Figure record listings:
_ _ _ _ _ _ _

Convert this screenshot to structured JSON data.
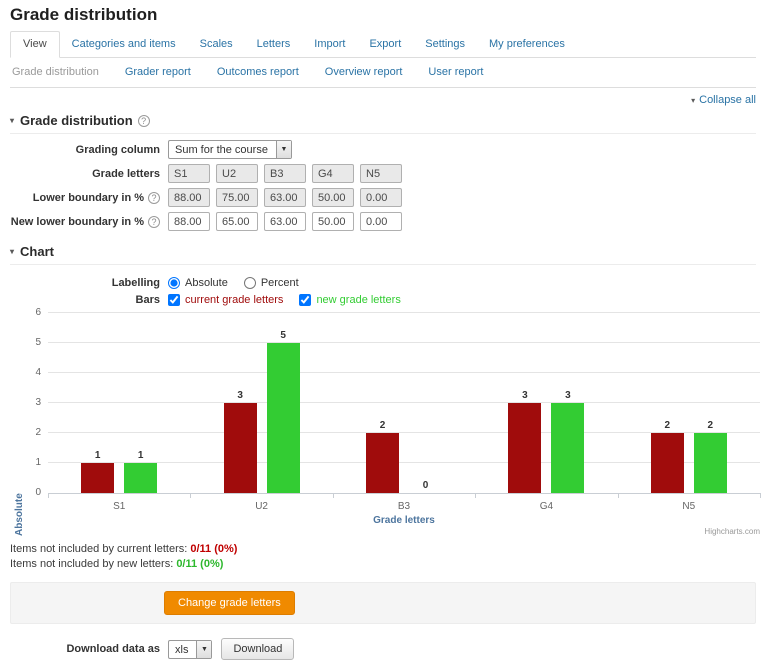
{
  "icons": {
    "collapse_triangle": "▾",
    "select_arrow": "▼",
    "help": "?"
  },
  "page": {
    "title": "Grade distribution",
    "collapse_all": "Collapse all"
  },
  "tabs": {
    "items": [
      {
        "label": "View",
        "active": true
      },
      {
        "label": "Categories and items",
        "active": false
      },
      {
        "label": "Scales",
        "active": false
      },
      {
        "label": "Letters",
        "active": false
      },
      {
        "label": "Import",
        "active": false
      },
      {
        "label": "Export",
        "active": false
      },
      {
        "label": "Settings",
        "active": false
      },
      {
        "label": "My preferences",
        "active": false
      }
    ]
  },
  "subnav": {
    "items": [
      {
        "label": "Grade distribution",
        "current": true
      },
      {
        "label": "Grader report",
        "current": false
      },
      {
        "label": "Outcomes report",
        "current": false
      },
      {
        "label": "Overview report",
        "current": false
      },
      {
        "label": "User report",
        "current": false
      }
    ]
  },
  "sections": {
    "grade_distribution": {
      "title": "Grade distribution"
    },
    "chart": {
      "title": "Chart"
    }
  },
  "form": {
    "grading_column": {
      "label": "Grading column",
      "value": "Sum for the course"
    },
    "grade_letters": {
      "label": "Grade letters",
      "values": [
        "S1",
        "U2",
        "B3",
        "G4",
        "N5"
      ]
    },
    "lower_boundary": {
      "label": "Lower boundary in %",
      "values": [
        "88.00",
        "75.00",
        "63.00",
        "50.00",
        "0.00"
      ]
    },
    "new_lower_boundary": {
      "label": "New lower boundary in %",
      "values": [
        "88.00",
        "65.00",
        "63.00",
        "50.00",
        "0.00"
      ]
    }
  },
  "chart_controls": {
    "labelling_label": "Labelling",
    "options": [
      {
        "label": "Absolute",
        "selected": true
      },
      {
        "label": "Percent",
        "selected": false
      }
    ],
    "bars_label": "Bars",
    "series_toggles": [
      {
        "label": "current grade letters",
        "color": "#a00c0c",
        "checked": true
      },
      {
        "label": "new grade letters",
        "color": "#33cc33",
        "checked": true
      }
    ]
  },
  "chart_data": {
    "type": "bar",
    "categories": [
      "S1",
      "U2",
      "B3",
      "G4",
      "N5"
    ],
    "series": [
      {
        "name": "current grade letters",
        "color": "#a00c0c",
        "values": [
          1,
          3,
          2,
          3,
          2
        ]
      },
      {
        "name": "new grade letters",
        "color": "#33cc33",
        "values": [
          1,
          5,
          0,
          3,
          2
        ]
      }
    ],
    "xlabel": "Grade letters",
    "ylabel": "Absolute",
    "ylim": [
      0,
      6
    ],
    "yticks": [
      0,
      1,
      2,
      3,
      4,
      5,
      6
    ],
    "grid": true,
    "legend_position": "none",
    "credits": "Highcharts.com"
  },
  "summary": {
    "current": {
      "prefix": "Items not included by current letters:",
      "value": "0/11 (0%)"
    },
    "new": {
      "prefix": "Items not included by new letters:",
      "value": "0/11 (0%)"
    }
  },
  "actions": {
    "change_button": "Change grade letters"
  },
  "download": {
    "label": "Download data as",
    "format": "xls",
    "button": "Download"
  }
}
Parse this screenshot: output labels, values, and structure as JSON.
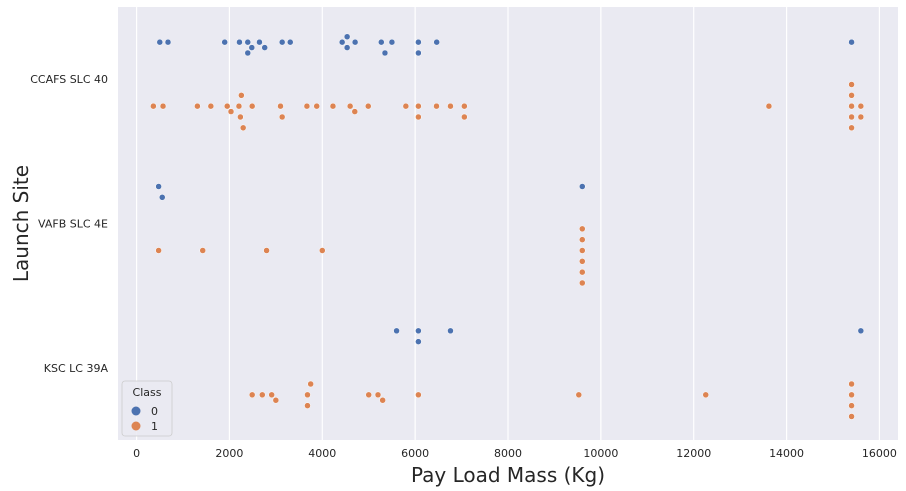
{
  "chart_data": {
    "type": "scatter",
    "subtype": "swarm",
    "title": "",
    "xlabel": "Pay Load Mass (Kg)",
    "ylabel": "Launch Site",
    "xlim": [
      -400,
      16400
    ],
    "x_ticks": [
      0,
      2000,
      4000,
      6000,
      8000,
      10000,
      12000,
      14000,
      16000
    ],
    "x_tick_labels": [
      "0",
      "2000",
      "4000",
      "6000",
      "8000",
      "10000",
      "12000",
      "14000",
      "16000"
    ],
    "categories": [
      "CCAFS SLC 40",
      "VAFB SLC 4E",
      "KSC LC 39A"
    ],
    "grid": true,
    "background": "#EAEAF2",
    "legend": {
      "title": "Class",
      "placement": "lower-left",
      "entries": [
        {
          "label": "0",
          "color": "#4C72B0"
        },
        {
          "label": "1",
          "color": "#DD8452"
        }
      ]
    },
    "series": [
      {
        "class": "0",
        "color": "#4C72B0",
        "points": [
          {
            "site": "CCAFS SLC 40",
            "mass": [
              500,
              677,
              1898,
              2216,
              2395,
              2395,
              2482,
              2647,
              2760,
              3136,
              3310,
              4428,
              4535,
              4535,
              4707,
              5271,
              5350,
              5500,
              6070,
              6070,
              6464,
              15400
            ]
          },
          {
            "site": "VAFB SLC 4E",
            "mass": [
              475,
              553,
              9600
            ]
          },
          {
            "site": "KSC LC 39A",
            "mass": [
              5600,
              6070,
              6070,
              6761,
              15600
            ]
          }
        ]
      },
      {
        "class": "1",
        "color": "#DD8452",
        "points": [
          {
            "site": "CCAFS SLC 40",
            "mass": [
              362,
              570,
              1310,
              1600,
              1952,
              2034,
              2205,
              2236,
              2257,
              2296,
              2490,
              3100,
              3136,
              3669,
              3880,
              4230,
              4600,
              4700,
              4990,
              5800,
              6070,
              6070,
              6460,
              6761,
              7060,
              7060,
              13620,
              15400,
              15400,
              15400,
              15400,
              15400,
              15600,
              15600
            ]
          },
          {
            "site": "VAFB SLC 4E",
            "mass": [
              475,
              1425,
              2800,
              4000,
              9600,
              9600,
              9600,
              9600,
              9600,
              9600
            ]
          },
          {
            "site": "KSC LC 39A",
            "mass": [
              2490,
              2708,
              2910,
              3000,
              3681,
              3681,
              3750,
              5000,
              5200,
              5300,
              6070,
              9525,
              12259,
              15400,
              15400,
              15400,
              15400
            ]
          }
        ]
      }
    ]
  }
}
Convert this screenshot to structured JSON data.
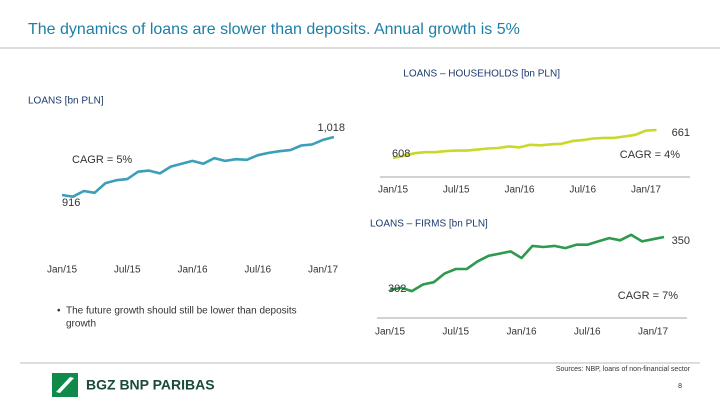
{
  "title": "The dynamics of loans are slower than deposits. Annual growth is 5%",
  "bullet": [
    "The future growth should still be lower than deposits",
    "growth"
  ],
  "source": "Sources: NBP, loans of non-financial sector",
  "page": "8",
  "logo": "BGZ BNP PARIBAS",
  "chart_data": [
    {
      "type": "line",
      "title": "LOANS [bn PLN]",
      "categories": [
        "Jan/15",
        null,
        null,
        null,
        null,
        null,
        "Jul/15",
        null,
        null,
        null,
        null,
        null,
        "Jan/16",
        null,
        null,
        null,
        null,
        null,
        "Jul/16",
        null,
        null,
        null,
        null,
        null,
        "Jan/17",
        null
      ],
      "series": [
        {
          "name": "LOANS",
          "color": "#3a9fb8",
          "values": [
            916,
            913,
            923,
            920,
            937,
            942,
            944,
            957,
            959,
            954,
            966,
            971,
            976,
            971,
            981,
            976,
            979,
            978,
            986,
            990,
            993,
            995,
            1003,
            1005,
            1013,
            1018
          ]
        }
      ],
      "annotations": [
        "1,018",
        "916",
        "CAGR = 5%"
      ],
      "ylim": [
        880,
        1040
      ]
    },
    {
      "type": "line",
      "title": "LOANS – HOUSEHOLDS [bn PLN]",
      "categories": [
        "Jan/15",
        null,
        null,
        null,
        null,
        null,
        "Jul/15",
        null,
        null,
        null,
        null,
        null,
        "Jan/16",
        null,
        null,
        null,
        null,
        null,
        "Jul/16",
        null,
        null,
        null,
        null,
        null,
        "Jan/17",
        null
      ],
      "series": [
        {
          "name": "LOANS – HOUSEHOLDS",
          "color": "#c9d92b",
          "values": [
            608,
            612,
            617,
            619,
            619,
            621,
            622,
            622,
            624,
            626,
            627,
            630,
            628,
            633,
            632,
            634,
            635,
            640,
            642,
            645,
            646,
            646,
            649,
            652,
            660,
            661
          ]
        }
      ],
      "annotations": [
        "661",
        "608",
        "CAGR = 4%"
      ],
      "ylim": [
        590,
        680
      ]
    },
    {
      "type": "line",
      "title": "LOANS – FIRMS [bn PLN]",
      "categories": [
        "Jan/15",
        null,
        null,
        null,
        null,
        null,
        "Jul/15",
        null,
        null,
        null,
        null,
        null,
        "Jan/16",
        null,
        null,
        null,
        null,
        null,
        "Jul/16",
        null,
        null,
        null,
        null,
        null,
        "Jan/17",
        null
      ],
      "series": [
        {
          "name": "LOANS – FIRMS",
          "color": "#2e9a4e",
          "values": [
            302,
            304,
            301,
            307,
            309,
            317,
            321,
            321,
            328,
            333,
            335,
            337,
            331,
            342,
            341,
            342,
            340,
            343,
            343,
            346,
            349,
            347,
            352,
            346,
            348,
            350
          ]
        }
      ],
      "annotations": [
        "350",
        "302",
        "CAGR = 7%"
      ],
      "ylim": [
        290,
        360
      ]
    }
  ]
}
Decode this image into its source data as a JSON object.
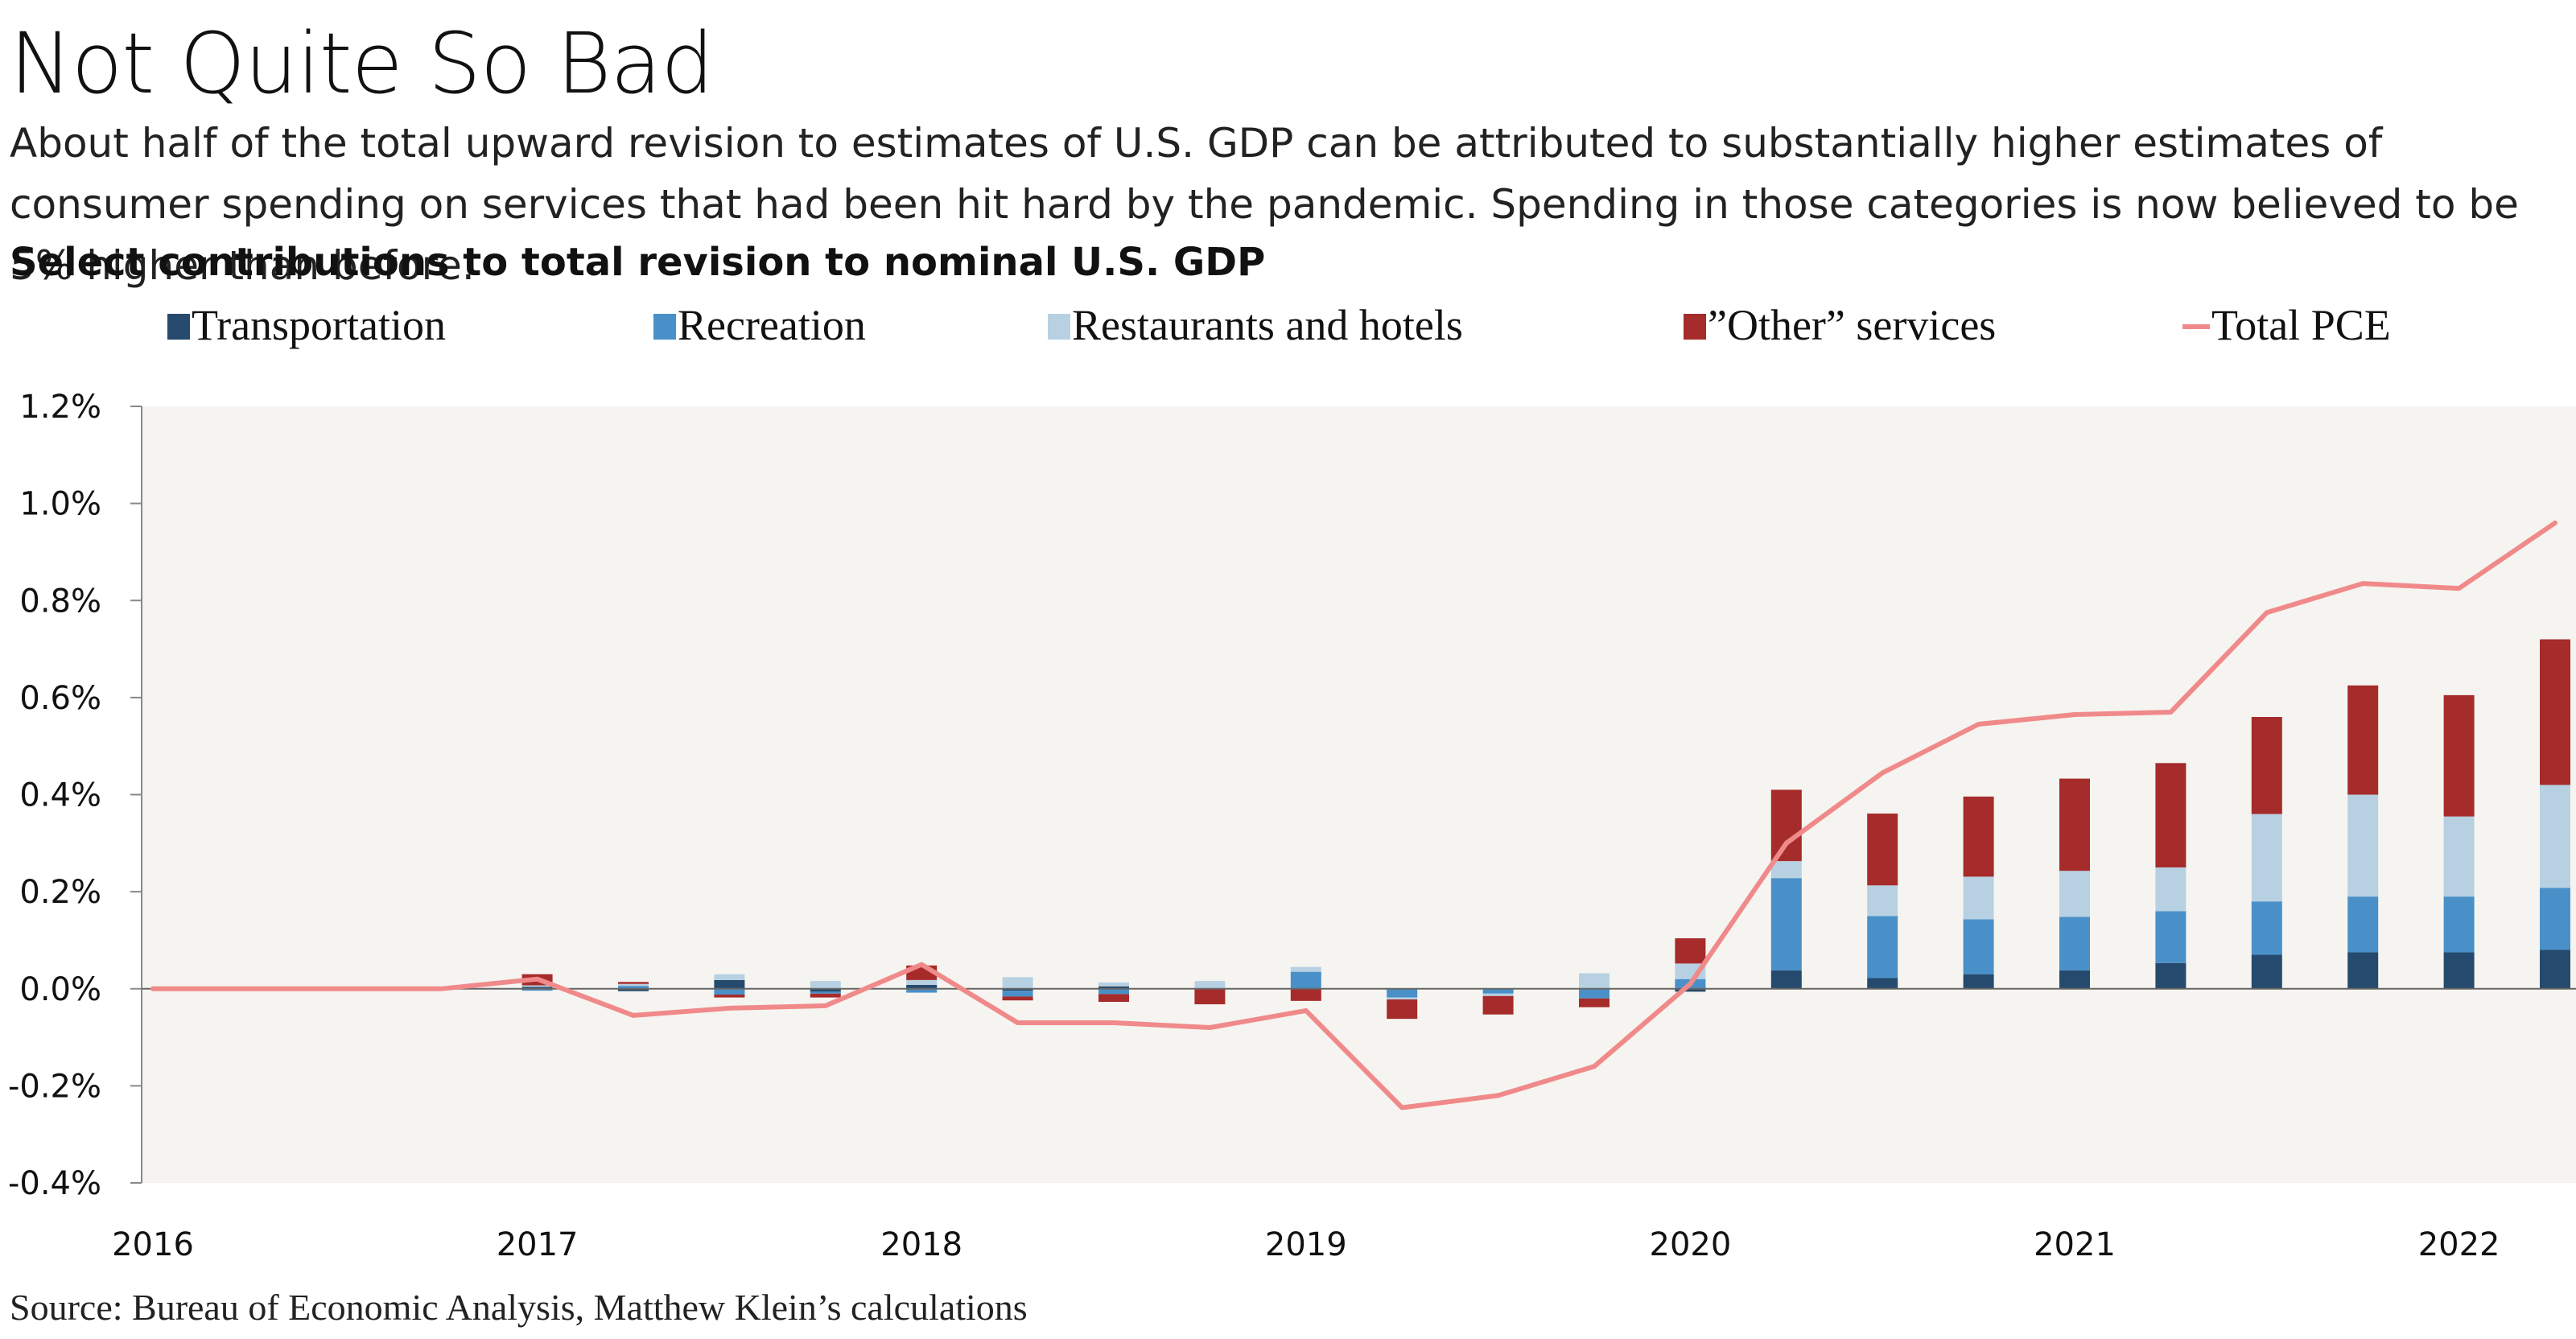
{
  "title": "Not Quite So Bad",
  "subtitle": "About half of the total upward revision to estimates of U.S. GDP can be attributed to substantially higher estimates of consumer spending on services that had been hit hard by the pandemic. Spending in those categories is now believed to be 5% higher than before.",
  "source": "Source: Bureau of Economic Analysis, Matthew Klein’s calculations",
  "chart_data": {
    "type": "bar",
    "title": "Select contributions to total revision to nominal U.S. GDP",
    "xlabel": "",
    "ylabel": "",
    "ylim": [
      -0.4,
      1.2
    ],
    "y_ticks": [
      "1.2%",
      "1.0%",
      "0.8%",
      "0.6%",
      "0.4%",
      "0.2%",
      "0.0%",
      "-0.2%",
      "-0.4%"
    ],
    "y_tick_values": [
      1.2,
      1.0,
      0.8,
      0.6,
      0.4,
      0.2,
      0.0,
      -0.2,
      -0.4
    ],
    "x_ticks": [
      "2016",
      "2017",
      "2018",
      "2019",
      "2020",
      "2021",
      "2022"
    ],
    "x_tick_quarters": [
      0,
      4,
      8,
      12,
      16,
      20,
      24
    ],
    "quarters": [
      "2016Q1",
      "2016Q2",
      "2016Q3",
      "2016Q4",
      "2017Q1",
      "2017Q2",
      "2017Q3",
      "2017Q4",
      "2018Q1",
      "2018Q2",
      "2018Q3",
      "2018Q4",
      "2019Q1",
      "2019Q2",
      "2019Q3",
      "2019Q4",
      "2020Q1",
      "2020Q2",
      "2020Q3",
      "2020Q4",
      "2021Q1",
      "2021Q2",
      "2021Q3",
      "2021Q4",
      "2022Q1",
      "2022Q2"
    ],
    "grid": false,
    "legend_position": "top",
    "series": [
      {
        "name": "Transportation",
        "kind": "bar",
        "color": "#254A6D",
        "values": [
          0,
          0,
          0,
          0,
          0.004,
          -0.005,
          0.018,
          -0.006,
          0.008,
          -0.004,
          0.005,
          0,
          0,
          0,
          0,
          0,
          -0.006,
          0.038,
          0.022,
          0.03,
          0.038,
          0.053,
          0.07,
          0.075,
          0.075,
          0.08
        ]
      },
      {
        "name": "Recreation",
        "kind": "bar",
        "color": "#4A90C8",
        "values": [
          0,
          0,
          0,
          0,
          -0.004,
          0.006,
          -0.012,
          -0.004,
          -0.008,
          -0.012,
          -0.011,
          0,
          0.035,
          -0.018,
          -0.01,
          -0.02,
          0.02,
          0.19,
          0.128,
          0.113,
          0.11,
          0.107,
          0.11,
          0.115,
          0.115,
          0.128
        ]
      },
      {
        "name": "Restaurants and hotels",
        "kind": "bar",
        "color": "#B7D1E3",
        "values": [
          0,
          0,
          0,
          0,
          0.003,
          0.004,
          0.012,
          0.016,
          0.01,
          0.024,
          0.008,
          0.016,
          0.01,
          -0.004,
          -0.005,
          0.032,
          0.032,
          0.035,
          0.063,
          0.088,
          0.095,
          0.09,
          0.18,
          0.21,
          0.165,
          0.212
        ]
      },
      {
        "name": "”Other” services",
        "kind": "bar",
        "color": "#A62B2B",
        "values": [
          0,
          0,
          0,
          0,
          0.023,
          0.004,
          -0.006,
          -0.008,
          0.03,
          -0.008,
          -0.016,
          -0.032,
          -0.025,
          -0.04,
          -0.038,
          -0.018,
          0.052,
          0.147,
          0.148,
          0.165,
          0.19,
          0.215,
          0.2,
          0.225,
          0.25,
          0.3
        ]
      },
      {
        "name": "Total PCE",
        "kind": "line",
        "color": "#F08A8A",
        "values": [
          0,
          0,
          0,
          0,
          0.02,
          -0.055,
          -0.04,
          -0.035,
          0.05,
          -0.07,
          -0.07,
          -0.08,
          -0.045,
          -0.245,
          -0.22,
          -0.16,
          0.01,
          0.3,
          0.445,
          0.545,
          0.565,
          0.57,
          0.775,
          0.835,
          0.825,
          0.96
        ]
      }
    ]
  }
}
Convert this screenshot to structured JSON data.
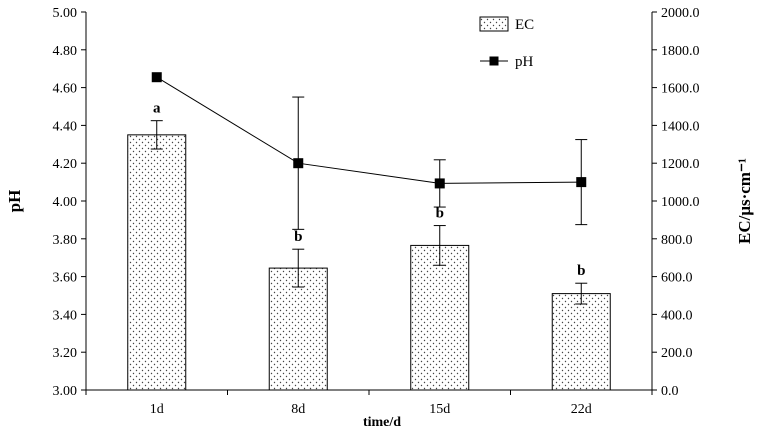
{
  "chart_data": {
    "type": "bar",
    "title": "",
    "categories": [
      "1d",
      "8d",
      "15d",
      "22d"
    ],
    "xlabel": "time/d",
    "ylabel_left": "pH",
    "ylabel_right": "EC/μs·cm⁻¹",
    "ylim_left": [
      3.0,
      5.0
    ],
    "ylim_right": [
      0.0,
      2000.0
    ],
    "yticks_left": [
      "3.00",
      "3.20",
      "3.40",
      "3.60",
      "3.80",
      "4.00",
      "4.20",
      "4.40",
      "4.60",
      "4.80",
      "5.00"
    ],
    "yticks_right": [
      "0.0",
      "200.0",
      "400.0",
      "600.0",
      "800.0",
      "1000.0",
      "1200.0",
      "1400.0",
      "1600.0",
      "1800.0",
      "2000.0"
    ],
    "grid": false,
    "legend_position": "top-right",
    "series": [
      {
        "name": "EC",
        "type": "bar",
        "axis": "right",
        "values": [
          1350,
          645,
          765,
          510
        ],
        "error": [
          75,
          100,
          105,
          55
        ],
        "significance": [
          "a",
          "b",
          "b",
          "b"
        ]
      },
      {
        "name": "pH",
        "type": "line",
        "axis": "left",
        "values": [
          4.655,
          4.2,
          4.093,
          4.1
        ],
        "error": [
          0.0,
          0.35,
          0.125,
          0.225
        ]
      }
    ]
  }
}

_ _ _ _ _ _ _

Scan the records for the string "xlabel". Copy each line in which it appears.

    "xlabel": "Grade letters",
    "xlabel": "Pay Load Mass (Kg)",
    "xlabel": "",
    "xlabel": "time/d",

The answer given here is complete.